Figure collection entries
** start **

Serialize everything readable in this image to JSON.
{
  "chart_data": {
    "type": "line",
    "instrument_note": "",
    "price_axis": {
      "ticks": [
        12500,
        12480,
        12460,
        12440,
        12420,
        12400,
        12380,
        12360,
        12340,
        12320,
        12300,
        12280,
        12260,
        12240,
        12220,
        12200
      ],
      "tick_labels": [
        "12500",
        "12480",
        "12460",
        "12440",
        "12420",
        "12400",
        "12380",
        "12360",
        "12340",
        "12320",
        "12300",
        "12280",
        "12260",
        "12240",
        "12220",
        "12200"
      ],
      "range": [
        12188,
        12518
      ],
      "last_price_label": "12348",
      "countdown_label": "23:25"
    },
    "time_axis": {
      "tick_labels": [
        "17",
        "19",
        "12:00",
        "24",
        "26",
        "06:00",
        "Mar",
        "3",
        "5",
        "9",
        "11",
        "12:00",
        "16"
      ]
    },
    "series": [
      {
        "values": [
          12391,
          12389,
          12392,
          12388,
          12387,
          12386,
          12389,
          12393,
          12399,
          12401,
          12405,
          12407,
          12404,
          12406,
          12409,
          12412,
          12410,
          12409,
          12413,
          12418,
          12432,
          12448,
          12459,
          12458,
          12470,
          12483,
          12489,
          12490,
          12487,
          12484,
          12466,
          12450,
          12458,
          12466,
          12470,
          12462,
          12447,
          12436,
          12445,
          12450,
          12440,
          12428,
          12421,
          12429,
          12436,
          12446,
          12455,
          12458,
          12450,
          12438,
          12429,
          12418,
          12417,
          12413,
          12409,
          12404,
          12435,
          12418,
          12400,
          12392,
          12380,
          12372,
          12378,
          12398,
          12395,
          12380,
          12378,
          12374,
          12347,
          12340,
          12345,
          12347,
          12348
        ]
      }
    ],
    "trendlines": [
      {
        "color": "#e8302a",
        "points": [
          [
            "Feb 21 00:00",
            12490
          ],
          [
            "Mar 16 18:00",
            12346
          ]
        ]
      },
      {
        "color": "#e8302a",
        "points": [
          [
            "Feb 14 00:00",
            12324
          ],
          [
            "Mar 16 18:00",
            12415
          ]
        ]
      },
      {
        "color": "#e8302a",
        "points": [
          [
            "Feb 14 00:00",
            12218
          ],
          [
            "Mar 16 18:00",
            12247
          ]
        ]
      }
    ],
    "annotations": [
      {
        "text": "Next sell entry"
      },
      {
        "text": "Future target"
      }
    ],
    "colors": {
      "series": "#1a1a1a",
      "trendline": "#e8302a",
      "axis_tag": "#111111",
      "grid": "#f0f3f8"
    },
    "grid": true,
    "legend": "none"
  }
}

** end **

Retype the material in full, character for character.

Serialize everything readable in this image to JSON.
{
  "chart_data": {
    "type": "line",
    "instrument_note": "",
    "price_axis": {
      "ticks": [
        12500,
        12480,
        12460,
        12440,
        12420,
        12400,
        12380,
        12360,
        12340,
        12320,
        12300,
        12280,
        12260,
        12240,
        12220,
        12200
      ],
      "tick_labels": [
        "12500",
        "12480",
        "12460",
        "12440",
        "12420",
        "12400",
        "12380",
        "12360",
        "12340",
        "12320",
        "12300",
        "12280",
        "12260",
        "12240",
        "12220",
        "12200"
      ],
      "range": [
        12188,
        12518
      ],
      "last_price_label": "12348",
      "countdown_label": "23:25"
    },
    "time_axis": {
      "tick_labels": [
        "17",
        "19",
        "12:00",
        "24",
        "26",
        "06:00",
        "Mar",
        "3",
        "5",
        "9",
        "11",
        "12:00",
        "16"
      ]
    },
    "series": [
      {
        "values": [
          12391,
          12389,
          12392,
          12388,
          12387,
          12386,
          12389,
          12393,
          12399,
          12401,
          12405,
          12407,
          12404,
          12406,
          12409,
          12412,
          12410,
          12409,
          12413,
          12418,
          12432,
          12448,
          12459,
          12458,
          12470,
          12483,
          12489,
          12490,
          12487,
          12484,
          12466,
          12450,
          12458,
          12466,
          12470,
          12462,
          12447,
          12436,
          12445,
          12450,
          12440,
          12428,
          12421,
          12429,
          12436,
          12446,
          12455,
          12458,
          12450,
          12438,
          12429,
          12418,
          12417,
          12413,
          12409,
          12404,
          12435,
          12418,
          12400,
          12392,
          12380,
          12372,
          12378,
          12398,
          12395,
          12380,
          12378,
          12374,
          12347,
          12340,
          12345,
          12347,
          12348
        ]
      }
    ],
    "trendlines": [
      {
        "color": "#e8302a",
        "points": [
          [
            "Feb 21 00:00",
            12490
          ],
          [
            "Mar 16 18:00",
            12346
          ]
        ]
      },
      {
        "color": "#e8302a",
        "points": [
          [
            "Feb 14 00:00",
            12324
          ],
          [
            "Mar 16 18:00",
            12415
          ]
        ]
      },
      {
        "color": "#e8302a",
        "points": [
          [
            "Feb 14 00:00",
            12218
          ],
          [
            "Mar 16 18:00",
            12247
          ]
        ]
      }
    ],
    "annotations": [
      {
        "text": "Next sell entry"
      },
      {
        "text": "Future target"
      }
    ],
    "colors": {
      "series": "#1a1a1a",
      "trendline": "#e8302a",
      "axis_tag": "#111111",
      "grid": "#f0f3f8"
    },
    "grid": true,
    "legend": "none"
  }
}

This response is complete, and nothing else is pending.